(The exercise)
Repeat, exactly and completely, the material that follows. Omit the pictures.

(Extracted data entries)
========================

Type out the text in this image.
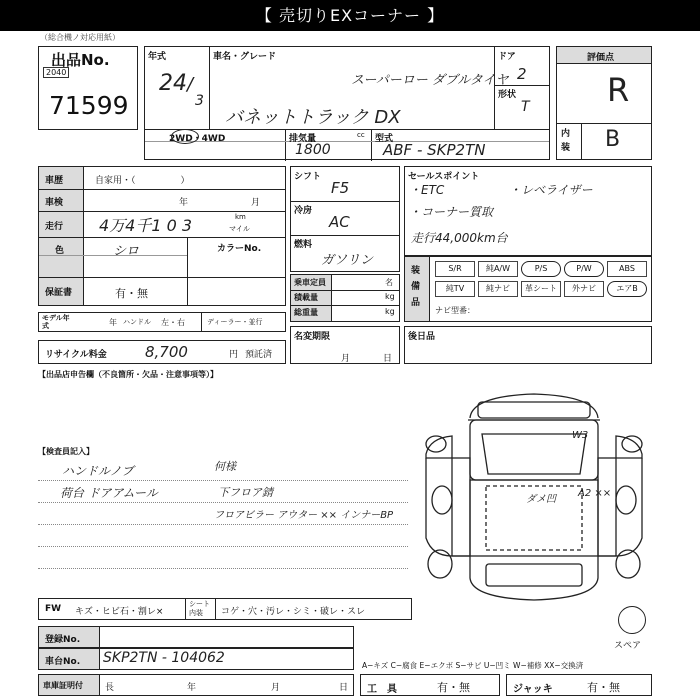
【 売切りEXコーナー 】
（総合機ノ対応用紙）
出品No.
2040
71599
年式
24 /
3
車名・グレード
スーパーロー ダブルタイヤ
バネットトラック DX
ドア
2
形状
T
2WD・4WD	排気量	cc
1800
型式
ABF - SKP2TN
評価点
R
内装 B
車歴	自家用・（　　　　　）
車検	年	月
走行 4万4千1 0 3	km
マイル
色	シロ	カラーNo.
保証書	有・無
モデル年式	年 ハンドル 左・右	ディーラー・並行
リサイクル料金	8,700	円 預託済
シフト
F5
冷房
AC
燃料
ガソリン
乗車定員	名
積載量	kg
総重量	kg
名変期限
月	日
セールスポイント
・ETC	・レベライザー
・コーナー質取
走行44,000km台
装備品
ナビ型番：
S/R	純A/W	P/S	P/W	ABS
純TV	純ナビ	革シート	外ナビ	エアB
後日品
【出品店申告欄（不良箇所・欠品・注意事項等）】
【検査員記入】
ハンドルノブ
荷台 ドアアムール
何様
下フロア錆
フロアビラー アウター ×× インナーBP
W3
ダメ凹
A2 ××
スペア
FW キズ・ヒビ石・割レ×
シート内装	コゲ・穴・汚レ・シミ・破レ・スレ
登録No.
車台No. SKP2TN - 104062
車庫証明付 長	年	月	日
A−キズ C−腐食 E−エクボ S−サビ U−凹ミ W−補修 XX−交換済
工　具	有・無	ジャッキ	有・無
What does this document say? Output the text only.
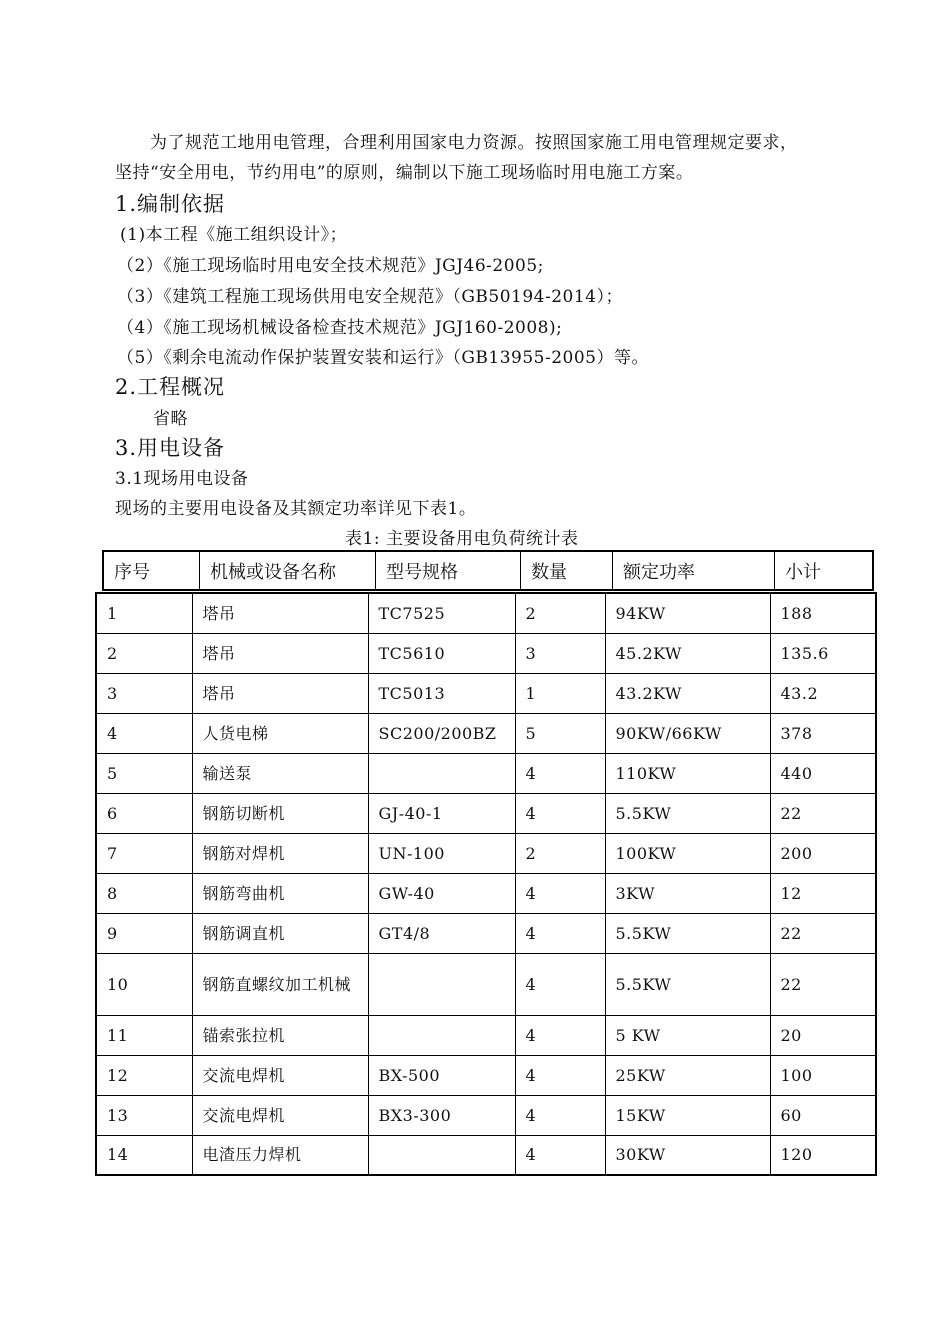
为了规范工地用电管理，合理利用国家电力资源。按照国家施工用电管理规定要求，
坚持“安全用电，节约用电”的原则，编制以下施工现场临时用电施工方案。
1.编制依据
(1)本工程《施工组织设计》；
（2）《施工现场临时用电安全技术规范》JGJ46-2005;
（3）《建筑工程施工现场供用电安全规范》（GB50194-2014）；
（4）《施工现场机械设备检查技术规范》JGJ160-2008);
（5）《剩余电流动作保护装置安装和运行》（GB13955-2005）等。
2.工程概况
省略
3.用电设备
3.1现场用电设备
现场的主要用电设备及其额定功率详见下表1。
表1: 主要设备用电负荷统计表
序号	机械或设备名称	型号规格	数量	额定功率	小计
1	塔吊	TC7525	2	94KW	188
2	塔吊	TC5610	3	45.2KW	135.6
3	塔吊	TC5013	1	43.2KW	43.2
4	人货电梯	SC200/200BZ	5	90KW/66KW	378
5	输送泵		4	110KW	440
6	钢筋切断机	GJ-40-1	4	5.5KW	22
7	钢筋对焊机	UN-100	2	100KW	200
8	钢筋弯曲机	GW-40	4	3KW	12
9	钢筋调直机	GT4/8	4	5.5KW	22
10	钢筋直螺纹加工机械		4	5.5KW	22
11	锚索张拉机		4	5 KW	20
12	交流电焊机	BX-500	4	25KW	100
13	交流电焊机	BX3-300	4	15KW	60
14	电渣压力焊机		4	30KW	120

========================

(Answer for the task)
Type out the text in this image.
【 売切りEXコーナー 】
（総合機ノ対応用紙）
出品No.
2040
71599
年式
24 /
3
車名・グレード
スーパーロー ダブルタイヤ
バネットトラック DX
ドア
2
形状
T
2WD・4WD	排気量	cc
1800
型式
ABF - SKP2TN
評価点
R
内装 B
車歴	自家用・（　　　　　）
車検	年	月
走行 4万4千1 0 3	km
マイル
色	シロ	カラーNo.
保証書	有・無
モデル年式	年 ハンドル 左・右	ディーラー・並行
リサイクル料金	8,700	円 預託済
シフト
F5
冷房
AC
燃料
ガソリン
乗車定員	名
積載量	kg
総重量	kg
名変期限
月	日
セールスポイント
・ETC	・レベライザー
・コーナー質取
走行44,000km台
装備品
ナビ型番：
S/R	純A/W	P/S	P/W	ABS
純TV	純ナビ	革シート	外ナビ	エアB
後日品
【出品店申告欄（不良箇所・欠品・注意事項等）】
【検査員記入】
ハンドルノブ
荷台 ドアアムール
何様
下フロア錆
フロアビラー アウター ×× インナーBP
W3
ダメ凹
A2 ××
スペア
FW キズ・ヒビ石・割レ×
シート内装	コゲ・穴・汚レ・シミ・破レ・スレ
登録No.
車台No. SKP2TN - 104062
車庫証明付 長	年	月	日
A−キズ C−腐食 E−エクボ S−サビ U−凹ミ W−補修 XX−交換済
工　具	有・無	ジャッキ	有・無
What does this document say? Output the text only.
为了规范工地用电管理，合理利用国家电力资源。按照国家施工用电管理规定要求，
坚持“安全用电，节约用电”的原则，编制以下施工现场临时用电施工方案。
1.编制依据
(1)本工程《施工组织设计》；
（2）《施工现场临时用电安全技术规范》JGJ46-2005;
（3）《建筑工程施工现场供用电安全规范》（GB50194-2014）；
（4）《施工现场机械设备检查技术规范》JGJ160-2008);
（5）《剩余电流动作保护装置安装和运行》（GB13955-2005）等。
2.工程概况
省略
3.用电设备
3.1现场用电设备
现场的主要用电设备及其额定功率详见下表1。
表1: 主要设备用电负荷统计表
序号	机械或设备名称	型号规格	数量	额定功率	小计
1	塔吊	TC7525	2	94KW	188
2	塔吊	TC5610	3	45.2KW	135.6
3	塔吊	TC5013	1	43.2KW	43.2
4	人货电梯	SC200/200BZ	5	90KW/66KW	378
5	输送泵		4	110KW	440
6	钢筋切断机	GJ-40-1	4	5.5KW	22
7	钢筋对焊机	UN-100	2	100KW	200
8	钢筋弯曲机	GW-40	4	3KW	12
9	钢筋调直机	GT4/8	4	5.5KW	22
10	钢筋直螺纹加工机械		4	5.5KW	22
11	锚索张拉机		4	5 KW	20
12	交流电焊机	BX-500	4	25KW	100
13	交流电焊机	BX3-300	4	15KW	60
14	电渣压力焊机		4	30KW	120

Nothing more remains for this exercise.